**Dataset items**.
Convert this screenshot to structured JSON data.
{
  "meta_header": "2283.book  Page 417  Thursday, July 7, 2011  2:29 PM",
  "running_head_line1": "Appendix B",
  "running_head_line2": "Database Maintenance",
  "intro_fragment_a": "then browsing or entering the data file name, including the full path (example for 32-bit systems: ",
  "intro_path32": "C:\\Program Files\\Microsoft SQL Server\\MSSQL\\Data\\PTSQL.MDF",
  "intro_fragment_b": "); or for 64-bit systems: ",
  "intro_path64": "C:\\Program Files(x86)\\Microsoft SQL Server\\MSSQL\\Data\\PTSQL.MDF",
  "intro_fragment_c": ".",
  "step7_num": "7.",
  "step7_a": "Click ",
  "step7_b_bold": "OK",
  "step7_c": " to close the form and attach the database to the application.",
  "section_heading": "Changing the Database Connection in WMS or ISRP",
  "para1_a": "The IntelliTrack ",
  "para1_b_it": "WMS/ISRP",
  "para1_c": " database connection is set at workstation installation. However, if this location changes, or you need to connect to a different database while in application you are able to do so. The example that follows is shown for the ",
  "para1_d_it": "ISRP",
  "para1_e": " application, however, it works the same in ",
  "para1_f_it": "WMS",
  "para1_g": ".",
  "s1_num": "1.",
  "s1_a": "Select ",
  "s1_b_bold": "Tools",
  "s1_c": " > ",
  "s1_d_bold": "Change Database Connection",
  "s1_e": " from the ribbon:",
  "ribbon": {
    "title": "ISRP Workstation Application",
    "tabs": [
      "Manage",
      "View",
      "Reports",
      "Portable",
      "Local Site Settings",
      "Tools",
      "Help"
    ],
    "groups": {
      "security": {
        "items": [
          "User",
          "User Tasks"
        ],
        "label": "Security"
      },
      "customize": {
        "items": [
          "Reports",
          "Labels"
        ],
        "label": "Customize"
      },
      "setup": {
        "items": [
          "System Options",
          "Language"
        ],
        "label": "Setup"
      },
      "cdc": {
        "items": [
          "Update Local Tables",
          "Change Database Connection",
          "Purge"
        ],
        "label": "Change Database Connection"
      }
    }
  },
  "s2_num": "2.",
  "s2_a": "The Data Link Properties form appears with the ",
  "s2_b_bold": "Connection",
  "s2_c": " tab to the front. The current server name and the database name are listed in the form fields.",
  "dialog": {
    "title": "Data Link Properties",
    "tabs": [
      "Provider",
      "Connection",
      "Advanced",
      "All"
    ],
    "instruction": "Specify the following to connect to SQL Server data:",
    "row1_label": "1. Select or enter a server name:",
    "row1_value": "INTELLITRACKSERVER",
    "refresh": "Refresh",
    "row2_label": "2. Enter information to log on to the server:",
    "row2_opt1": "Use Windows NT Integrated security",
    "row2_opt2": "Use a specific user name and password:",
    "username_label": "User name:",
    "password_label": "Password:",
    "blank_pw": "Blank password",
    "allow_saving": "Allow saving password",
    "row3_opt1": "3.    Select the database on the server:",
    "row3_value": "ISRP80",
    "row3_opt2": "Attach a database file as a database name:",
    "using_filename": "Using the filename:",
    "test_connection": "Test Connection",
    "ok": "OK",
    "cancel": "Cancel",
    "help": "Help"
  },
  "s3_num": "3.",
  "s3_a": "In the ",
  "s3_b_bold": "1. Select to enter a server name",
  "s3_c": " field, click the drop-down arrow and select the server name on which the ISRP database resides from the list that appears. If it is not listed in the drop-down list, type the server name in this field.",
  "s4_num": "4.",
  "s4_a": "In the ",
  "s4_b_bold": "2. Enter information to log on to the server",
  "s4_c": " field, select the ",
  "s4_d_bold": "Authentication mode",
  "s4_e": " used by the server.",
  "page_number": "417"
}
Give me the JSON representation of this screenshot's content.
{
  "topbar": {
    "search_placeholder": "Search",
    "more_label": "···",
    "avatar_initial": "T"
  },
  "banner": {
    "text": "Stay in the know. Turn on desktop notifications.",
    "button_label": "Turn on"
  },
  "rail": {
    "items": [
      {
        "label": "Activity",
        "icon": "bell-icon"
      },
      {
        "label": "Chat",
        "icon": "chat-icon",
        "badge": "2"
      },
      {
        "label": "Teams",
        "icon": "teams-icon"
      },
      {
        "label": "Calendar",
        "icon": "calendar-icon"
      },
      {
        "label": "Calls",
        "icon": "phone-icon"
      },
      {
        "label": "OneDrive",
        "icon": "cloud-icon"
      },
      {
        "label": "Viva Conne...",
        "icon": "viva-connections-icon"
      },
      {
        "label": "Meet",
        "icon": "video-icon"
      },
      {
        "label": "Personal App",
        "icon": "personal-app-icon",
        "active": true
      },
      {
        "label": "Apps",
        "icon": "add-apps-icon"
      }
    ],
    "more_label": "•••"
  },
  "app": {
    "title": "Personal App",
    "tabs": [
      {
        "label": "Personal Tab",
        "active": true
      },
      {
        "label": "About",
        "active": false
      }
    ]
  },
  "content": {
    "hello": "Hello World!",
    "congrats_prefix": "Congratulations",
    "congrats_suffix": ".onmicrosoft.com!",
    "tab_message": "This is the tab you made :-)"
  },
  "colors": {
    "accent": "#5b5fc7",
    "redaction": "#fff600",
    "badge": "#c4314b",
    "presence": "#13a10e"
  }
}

**The request**.
Copy out all the entries shown above, character for character.

**Response to this exercise**.
Convert this screenshot to structured JSON data.
{
  "meta_header": "2283.book  Page 417  Thursday, July 7, 2011  2:29 PM",
  "running_head_line1": "Appendix B",
  "running_head_line2": "Database Maintenance",
  "intro_fragment_a": "then browsing or entering the data file name, including the full path (example for 32-bit systems: ",
  "intro_path32": "C:\\Program Files\\Microsoft SQL Server\\MSSQL\\Data\\PTSQL.MDF",
  "intro_fragment_b": "); or for 64-bit systems: ",
  "intro_path64": "C:\\Program Files(x86)\\Microsoft SQL Server\\MSSQL\\Data\\PTSQL.MDF",
  "intro_fragment_c": ".",
  "step7_num": "7.",
  "step7_a": "Click ",
  "step7_b_bold": "OK",
  "step7_c": " to close the form and attach the database to the application.",
  "section_heading": "Changing the Database Connection in WMS or ISRP",
  "para1_a": "The IntelliTrack ",
  "para1_b_it": "WMS/ISRP",
  "para1_c": " database connection is set at workstation installation. However, if this location changes, or you need to connect to a different database while in application you are able to do so. The example that follows is shown for the ",
  "para1_d_it": "ISRP",
  "para1_e": " application, however, it works the same in ",
  "para1_f_it": "WMS",
  "para1_g": ".",
  "s1_num": "1.",
  "s1_a": "Select ",
  "s1_b_bold": "Tools",
  "s1_c": " > ",
  "s1_d_bold": "Change Database Connection",
  "s1_e": " from the ribbon:",
  "ribbon": {
    "title": "ISRP Workstation Application",
    "tabs": [
      "Manage",
      "View",
      "Reports",
      "Portable",
      "Local Site Settings",
      "Tools",
      "Help"
    ],
    "groups": {
      "security": {
        "items": [
          "User",
          "User Tasks"
        ],
        "label": "Security"
      },
      "customize": {
        "items": [
          "Reports",
          "Labels"
        ],
        "label": "Customize"
      },
      "setup": {
        "items": [
          "System Options",
          "Language"
        ],
        "label": "Setup"
      },
      "cdc": {
        "items": [
          "Update Local Tables",
          "Change Database Connection",
          "Purge"
        ],
        "label": "Change Database Connection"
      }
    }
  },
  "s2_num": "2.",
  "s2_a": "The Data Link Properties form appears with the ",
  "s2_b_bold": "Connection",
  "s2_c": " tab to the front. The current server name and the database name are listed in the form fields.",
  "dialog": {
    "title": "Data Link Properties",
    "tabs": [
      "Provider",
      "Connection",
      "Advanced",
      "All"
    ],
    "instruction": "Specify the following to connect to SQL Server data:",
    "row1_label": "1. Select or enter a server name:",
    "row1_value": "INTELLITRACKSERVER",
    "refresh": "Refresh",
    "row2_label": "2. Enter information to log on to the server:",
    "row2_opt1": "Use Windows NT Integrated security",
    "row2_opt2": "Use a specific user name and password:",
    "username_label": "User name:",
    "password_label": "Password:",
    "blank_pw": "Blank password",
    "allow_saving": "Allow saving password",
    "row3_opt1": "3.    Select the database on the server:",
    "row3_value": "ISRP80",
    "row3_opt2": "Attach a database file as a database name:",
    "using_filename": "Using the filename:",
    "test_connection": "Test Connection",
    "ok": "OK",
    "cancel": "Cancel",
    "help": "Help"
  },
  "s3_num": "3.",
  "s3_a": "In the ",
  "s3_b_bold": "1. Select to enter a server name",
  "s3_c": " field, click the drop-down arrow and select the server name on which the ISRP database resides from the list that appears. If it is not listed in the drop-down list, type the server name in this field.",
  "s4_num": "4.",
  "s4_a": "In the ",
  "s4_b_bold": "2. Enter information to log on to the server",
  "s4_c": " field, select the ",
  "s4_d_bold": "Authentication mode",
  "s4_e": " used by the server.",
  "page_number": "417"
}
Give me the JSON representation of this screenshot's content.
{
  "topbar": {
    "search_placeholder": "Search",
    "more_label": "···",
    "avatar_initial": "T"
  },
  "banner": {
    "text": "Stay in the know. Turn on desktop notifications.",
    "button_label": "Turn on"
  },
  "rail": {
    "items": [
      {
        "label": "Activity",
        "icon": "bell-icon"
      },
      {
        "label": "Chat",
        "icon": "chat-icon",
        "badge": "2"
      },
      {
        "label": "Teams",
        "icon": "teams-icon"
      },
      {
        "label": "Calendar",
        "icon": "calendar-icon"
      },
      {
        "label": "Calls",
        "icon": "phone-icon"
      },
      {
        "label": "OneDrive",
        "icon": "cloud-icon"
      },
      {
        "label": "Viva Conne...",
        "icon": "viva-connections-icon"
      },
      {
        "label": "Meet",
        "icon": "video-icon"
      },
      {
        "label": "Personal App",
        "icon": "personal-app-icon",
        "active": true
      },
      {
        "label": "Apps",
        "icon": "add-apps-icon"
      }
    ],
    "more_label": "•••"
  },
  "app": {
    "title": "Personal App",
    "tabs": [
      {
        "label": "Personal Tab",
        "active": true
      },
      {
        "label": "About",
        "active": false
      }
    ]
  },
  "content": {
    "hello": "Hello World!",
    "congrats_prefix": "Congratulations",
    "congrats_suffix": ".onmicrosoft.com!",
    "tab_message": "This is the tab you made :-)"
  },
  "colors": {
    "accent": "#5b5fc7",
    "redaction": "#fff600",
    "badge": "#c4314b",
    "presence": "#13a10e"
  }
}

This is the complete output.